<<<<

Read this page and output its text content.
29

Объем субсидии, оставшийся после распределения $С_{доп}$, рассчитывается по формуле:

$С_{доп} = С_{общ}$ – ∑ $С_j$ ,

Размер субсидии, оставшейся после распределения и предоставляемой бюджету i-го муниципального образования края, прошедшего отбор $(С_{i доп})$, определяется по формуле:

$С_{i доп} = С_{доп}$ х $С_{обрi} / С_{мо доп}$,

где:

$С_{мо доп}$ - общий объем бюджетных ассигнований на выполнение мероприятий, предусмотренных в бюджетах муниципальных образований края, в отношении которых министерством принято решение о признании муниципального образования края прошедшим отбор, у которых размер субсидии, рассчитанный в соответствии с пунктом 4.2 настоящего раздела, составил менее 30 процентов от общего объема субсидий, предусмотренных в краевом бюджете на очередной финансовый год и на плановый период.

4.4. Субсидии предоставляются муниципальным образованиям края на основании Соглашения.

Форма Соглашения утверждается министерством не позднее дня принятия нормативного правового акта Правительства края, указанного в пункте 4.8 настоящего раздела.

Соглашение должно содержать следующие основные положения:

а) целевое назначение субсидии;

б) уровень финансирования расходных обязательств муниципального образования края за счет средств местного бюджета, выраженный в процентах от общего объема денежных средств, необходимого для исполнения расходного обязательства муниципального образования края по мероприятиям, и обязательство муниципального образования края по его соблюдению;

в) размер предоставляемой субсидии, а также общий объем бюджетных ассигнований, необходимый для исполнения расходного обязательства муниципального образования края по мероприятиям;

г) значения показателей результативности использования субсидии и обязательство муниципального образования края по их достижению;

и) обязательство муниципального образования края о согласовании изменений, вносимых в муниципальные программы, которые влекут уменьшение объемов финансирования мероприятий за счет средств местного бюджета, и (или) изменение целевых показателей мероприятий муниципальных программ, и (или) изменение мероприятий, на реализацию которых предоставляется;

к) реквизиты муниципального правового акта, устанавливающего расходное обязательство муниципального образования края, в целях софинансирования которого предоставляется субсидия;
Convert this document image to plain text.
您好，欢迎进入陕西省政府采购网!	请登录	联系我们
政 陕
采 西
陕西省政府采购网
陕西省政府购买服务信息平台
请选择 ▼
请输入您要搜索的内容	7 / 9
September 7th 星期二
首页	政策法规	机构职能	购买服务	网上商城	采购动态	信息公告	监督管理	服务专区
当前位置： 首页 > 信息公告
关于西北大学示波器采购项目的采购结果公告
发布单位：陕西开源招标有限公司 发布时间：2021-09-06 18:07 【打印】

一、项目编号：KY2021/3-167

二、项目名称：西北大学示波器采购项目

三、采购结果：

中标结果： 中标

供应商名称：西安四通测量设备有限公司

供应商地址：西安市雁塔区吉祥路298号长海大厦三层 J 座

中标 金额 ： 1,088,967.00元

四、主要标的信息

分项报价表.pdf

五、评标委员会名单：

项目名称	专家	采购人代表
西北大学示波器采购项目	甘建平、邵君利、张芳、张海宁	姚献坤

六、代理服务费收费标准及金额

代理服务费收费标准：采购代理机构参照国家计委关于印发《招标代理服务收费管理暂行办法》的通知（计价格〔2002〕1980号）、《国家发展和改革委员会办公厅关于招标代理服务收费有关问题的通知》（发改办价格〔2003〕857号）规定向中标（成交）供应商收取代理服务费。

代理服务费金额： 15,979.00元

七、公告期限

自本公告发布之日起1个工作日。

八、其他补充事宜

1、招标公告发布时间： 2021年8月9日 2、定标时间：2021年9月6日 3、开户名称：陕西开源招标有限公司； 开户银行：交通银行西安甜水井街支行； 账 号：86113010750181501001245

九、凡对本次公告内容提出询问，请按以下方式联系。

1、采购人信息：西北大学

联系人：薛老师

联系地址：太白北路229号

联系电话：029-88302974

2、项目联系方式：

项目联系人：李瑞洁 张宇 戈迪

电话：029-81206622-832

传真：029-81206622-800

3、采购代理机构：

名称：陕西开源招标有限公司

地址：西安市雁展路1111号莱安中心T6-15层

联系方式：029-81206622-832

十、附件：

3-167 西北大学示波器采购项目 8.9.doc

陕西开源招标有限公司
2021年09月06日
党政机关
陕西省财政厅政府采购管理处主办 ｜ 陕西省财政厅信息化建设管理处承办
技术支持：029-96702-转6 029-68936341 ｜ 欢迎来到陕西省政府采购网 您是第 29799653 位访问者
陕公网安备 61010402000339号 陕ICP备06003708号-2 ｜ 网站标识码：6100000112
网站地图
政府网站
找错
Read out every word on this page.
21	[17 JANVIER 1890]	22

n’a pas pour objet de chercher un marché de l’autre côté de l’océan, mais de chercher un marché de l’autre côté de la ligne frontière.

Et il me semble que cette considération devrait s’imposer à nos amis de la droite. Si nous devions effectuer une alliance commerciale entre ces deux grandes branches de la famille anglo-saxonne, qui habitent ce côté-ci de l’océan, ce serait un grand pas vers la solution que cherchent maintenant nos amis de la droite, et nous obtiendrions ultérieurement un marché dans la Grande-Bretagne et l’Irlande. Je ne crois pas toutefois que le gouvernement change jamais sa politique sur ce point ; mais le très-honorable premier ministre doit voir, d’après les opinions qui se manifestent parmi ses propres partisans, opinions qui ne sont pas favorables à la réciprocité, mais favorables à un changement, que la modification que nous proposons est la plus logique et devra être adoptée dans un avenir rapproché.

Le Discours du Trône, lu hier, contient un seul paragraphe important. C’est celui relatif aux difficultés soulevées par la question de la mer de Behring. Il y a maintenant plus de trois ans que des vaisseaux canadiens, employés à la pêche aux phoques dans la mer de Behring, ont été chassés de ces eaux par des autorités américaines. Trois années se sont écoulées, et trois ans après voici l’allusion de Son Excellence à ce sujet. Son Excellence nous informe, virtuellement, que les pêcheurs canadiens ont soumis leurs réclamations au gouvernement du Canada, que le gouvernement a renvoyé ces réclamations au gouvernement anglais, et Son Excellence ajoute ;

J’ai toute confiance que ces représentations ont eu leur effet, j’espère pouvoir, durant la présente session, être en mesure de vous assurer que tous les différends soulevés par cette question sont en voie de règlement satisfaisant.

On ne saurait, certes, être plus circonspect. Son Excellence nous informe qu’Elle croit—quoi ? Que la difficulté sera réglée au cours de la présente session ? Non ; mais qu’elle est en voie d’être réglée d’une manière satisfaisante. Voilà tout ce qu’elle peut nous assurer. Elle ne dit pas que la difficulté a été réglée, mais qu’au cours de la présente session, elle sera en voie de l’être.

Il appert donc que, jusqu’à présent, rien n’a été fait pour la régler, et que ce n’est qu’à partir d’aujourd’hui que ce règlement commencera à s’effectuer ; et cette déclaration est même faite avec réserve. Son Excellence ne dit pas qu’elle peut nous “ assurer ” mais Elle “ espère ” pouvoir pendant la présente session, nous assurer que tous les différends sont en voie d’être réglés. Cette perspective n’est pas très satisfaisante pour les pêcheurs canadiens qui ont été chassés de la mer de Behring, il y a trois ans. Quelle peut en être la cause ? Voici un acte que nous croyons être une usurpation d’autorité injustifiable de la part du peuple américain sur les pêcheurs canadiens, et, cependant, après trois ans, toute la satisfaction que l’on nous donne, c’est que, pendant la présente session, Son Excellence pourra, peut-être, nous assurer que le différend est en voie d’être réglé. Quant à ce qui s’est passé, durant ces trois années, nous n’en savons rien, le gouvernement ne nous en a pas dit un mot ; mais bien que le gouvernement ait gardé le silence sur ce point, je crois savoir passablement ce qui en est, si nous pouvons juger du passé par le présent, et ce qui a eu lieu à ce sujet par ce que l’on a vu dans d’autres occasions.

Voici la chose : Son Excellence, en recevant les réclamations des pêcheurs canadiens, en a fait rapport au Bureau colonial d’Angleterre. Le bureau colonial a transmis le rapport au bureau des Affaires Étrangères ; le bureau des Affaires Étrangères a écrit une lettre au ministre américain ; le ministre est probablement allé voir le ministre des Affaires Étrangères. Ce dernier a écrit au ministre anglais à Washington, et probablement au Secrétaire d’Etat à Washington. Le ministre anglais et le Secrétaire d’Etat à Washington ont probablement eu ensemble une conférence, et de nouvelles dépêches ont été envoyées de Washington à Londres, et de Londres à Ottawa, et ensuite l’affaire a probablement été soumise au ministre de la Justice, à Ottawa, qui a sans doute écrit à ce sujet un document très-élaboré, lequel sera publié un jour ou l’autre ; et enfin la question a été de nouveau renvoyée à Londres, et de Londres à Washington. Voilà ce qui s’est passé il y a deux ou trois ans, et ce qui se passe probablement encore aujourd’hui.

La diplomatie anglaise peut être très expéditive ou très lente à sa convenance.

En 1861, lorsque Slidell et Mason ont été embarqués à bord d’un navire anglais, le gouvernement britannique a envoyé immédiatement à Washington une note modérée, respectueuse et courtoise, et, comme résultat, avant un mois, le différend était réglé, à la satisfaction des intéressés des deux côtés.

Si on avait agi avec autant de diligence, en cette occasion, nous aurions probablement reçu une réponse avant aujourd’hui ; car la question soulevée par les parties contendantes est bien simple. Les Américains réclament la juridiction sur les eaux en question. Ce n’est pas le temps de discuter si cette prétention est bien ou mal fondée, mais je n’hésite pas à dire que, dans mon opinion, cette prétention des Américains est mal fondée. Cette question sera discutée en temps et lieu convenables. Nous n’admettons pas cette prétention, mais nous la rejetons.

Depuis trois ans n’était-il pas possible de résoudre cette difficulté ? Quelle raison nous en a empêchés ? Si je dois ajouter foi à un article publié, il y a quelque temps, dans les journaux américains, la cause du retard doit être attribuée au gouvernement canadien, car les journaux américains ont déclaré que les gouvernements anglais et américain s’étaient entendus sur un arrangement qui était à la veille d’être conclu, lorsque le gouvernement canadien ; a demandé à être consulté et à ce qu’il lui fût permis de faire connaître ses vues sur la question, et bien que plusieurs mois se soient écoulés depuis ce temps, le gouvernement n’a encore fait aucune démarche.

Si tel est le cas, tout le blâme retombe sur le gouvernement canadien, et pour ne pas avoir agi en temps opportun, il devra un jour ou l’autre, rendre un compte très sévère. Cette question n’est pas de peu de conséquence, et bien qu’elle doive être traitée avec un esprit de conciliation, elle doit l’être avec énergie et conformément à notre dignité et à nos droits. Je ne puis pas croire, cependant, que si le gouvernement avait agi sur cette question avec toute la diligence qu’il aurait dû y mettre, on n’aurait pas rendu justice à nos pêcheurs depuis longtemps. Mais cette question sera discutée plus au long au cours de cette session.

>>>>

Where a line contains the string "обязательства", extract that line.

__Answer for the task__.
б) уровень финансирования расходных обязательств муниципального образования края за счет средств местного бюджета, выраженный в процентах от общего объема денежных средств, необходимого для исполнения расходного обязательства муниципального образования края по мероприятиям, и обязательство муниципального образования края по его соблюдению;
в) размер предоставляемой субсидии, а также общий объем бюджетных ассигнований, необходимый для исполнения расходного обязательства муниципального образования края по мероприятиям;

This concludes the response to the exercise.